Work item
Reproduce the full passage on mass incarceration word for word.

Passage for review
::::::::

This essay only addresses the mass incarceration of the most vulnerable among
us. I've discussed the other issues in other writings and intend to write solely
about our war on immigrants in a future article. But unless we heed Pastor Niemoller's
warning, one day, sooner than we think, they'll come for us and who'll be left
to help. Based on the evidence I've presented we already have a society out
of control with a reckless rogue administration, a "go-along" Congress
and "friendly" courts leading us along the road to hell.
The US prison system is its metaphor and clear warning and reflects a repressive
state based on harsh and unjust Patriot Act laws that are close to being supplemented
by a racist, fascist-style immigration bill passed by the House (the so-called
Sensenbrenner anti-immigration bill) and now being considered in the Senate.

::::::::

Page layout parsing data
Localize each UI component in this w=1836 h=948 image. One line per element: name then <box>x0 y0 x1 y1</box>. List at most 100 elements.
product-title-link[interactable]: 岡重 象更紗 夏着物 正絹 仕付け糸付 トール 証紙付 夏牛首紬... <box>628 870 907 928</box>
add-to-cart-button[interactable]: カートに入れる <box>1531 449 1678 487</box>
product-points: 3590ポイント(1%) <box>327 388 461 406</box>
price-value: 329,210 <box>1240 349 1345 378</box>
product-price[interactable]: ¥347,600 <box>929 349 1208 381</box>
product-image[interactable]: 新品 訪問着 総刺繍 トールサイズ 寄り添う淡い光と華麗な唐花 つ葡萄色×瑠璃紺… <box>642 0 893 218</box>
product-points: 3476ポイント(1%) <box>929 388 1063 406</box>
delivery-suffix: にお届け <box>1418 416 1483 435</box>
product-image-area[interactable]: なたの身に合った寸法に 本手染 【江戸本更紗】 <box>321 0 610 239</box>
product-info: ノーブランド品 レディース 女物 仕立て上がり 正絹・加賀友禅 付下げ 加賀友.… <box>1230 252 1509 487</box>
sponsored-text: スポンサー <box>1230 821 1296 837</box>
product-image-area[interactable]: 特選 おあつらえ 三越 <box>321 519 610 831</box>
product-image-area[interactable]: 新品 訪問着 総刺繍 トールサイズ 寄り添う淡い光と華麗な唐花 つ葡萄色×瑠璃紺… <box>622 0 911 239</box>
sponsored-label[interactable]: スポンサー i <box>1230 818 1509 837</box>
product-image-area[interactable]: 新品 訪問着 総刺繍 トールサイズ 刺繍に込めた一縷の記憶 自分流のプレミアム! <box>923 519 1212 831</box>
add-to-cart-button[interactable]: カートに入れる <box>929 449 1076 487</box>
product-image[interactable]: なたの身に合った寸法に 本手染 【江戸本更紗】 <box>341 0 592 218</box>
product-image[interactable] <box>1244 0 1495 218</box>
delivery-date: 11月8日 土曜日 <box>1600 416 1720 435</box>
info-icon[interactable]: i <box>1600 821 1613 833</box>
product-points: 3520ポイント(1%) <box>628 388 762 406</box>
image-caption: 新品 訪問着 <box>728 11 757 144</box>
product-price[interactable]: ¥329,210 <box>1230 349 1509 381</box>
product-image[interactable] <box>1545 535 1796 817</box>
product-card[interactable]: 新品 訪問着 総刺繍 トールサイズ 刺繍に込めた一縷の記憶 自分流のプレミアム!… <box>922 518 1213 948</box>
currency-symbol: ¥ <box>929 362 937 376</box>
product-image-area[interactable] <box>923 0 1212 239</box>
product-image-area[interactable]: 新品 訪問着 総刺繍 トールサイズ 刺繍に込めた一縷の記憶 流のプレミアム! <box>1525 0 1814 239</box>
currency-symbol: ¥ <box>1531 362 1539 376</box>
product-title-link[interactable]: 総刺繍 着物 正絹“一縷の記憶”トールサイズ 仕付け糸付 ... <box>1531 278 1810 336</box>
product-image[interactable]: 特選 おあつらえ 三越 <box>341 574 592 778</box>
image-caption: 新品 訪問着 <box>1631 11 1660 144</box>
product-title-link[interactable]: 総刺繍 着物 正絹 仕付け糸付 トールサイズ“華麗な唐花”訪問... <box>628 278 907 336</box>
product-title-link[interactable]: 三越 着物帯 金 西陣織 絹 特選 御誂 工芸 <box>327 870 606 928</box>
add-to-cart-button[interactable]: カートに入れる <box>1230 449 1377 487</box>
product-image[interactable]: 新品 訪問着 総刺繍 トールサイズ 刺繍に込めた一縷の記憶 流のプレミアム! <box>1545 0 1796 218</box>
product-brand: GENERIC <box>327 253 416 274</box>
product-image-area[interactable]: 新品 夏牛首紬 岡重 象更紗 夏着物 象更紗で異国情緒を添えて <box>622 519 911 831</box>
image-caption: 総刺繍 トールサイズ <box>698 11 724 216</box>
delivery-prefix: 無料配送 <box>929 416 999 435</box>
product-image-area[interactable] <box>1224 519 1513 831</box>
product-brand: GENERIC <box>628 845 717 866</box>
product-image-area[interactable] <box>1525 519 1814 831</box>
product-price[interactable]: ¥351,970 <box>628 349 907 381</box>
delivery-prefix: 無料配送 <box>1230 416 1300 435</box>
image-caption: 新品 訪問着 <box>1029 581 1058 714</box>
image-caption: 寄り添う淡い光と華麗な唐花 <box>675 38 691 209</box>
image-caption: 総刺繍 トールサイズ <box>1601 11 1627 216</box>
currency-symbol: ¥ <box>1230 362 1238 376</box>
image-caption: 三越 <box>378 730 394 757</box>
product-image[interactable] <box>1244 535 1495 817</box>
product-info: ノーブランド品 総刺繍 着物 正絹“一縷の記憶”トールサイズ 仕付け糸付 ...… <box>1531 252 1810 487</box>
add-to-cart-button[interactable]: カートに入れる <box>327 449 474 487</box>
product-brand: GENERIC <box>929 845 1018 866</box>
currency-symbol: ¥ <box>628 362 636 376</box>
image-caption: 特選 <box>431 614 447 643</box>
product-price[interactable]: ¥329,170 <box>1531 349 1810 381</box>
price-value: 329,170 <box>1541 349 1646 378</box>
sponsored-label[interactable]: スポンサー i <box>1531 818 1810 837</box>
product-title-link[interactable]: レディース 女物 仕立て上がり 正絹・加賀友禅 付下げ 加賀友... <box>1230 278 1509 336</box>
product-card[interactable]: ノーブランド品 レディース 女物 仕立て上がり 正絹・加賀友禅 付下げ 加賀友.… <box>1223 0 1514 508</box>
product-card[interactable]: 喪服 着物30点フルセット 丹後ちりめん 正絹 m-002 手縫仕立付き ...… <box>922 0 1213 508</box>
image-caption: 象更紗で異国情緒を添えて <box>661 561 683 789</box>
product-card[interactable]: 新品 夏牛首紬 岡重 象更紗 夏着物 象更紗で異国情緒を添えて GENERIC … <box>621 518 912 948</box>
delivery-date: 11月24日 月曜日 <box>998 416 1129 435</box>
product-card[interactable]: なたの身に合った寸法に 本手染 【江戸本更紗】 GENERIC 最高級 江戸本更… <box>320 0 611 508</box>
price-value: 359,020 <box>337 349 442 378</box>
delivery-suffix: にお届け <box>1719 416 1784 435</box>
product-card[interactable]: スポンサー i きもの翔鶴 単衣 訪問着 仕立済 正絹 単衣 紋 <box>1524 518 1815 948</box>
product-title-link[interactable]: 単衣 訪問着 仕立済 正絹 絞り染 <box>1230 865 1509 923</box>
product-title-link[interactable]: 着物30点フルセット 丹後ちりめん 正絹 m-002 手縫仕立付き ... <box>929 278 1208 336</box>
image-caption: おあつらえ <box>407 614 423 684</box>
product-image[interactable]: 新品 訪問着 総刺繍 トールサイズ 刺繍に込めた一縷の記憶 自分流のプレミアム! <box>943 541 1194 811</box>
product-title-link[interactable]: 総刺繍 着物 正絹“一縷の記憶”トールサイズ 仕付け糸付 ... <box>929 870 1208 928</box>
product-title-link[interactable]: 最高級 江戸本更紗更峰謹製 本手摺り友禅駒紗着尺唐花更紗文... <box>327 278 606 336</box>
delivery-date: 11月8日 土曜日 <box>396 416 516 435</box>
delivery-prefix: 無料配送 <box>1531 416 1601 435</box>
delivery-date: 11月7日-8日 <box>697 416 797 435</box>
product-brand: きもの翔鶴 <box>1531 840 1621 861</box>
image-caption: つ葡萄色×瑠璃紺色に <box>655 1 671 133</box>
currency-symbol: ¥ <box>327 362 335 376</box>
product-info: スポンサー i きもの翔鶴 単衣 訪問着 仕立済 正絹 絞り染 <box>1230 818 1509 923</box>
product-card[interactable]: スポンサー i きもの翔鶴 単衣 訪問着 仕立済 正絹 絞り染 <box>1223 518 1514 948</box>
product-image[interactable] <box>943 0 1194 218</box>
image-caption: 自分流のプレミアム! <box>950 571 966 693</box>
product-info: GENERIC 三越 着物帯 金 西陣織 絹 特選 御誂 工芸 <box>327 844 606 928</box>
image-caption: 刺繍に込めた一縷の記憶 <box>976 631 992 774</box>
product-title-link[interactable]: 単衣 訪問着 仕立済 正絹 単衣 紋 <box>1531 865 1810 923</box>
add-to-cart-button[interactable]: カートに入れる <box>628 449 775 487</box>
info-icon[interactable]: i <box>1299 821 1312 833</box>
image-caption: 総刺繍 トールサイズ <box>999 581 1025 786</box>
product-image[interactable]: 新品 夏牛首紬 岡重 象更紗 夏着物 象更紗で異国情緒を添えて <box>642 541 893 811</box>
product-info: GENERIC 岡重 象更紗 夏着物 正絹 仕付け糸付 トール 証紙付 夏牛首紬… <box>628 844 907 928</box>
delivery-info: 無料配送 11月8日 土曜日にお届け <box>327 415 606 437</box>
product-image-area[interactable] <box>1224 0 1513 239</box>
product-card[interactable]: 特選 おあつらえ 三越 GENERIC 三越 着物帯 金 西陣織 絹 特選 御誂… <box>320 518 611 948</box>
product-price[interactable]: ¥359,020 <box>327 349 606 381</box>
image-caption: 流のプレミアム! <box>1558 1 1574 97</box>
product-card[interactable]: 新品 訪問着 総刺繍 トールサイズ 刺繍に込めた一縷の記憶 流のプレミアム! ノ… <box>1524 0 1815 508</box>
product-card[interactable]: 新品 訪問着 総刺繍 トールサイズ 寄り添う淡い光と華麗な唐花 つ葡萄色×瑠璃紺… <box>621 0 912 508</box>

::::::::

Response for this exercise
This essay only addresses the mass incarceration of the most vulnerable among
us. I've discussed the other issues in other writings and intend to write solely
about our war on immigrants in a future article. But unless we heed Pastor Niemoller's
warning, one day, sooner than we think, they'll come for us and who'll be left
to help. Based on the evidence I've presented we already have a society out
of control with a reckless rogue administration, a "go-along" Congress
and "friendly" courts leading us along the road to hell.
The US prison system is its metaphor and clear warning and reflects a repressive
state based on harsh and unjust Patriot Act laws that are close to being supplemented
by a racist, fascist-style immigration bill passed by the House (the so-called
Sensenbrenner anti-immigration bill) and now being considered in the Senate.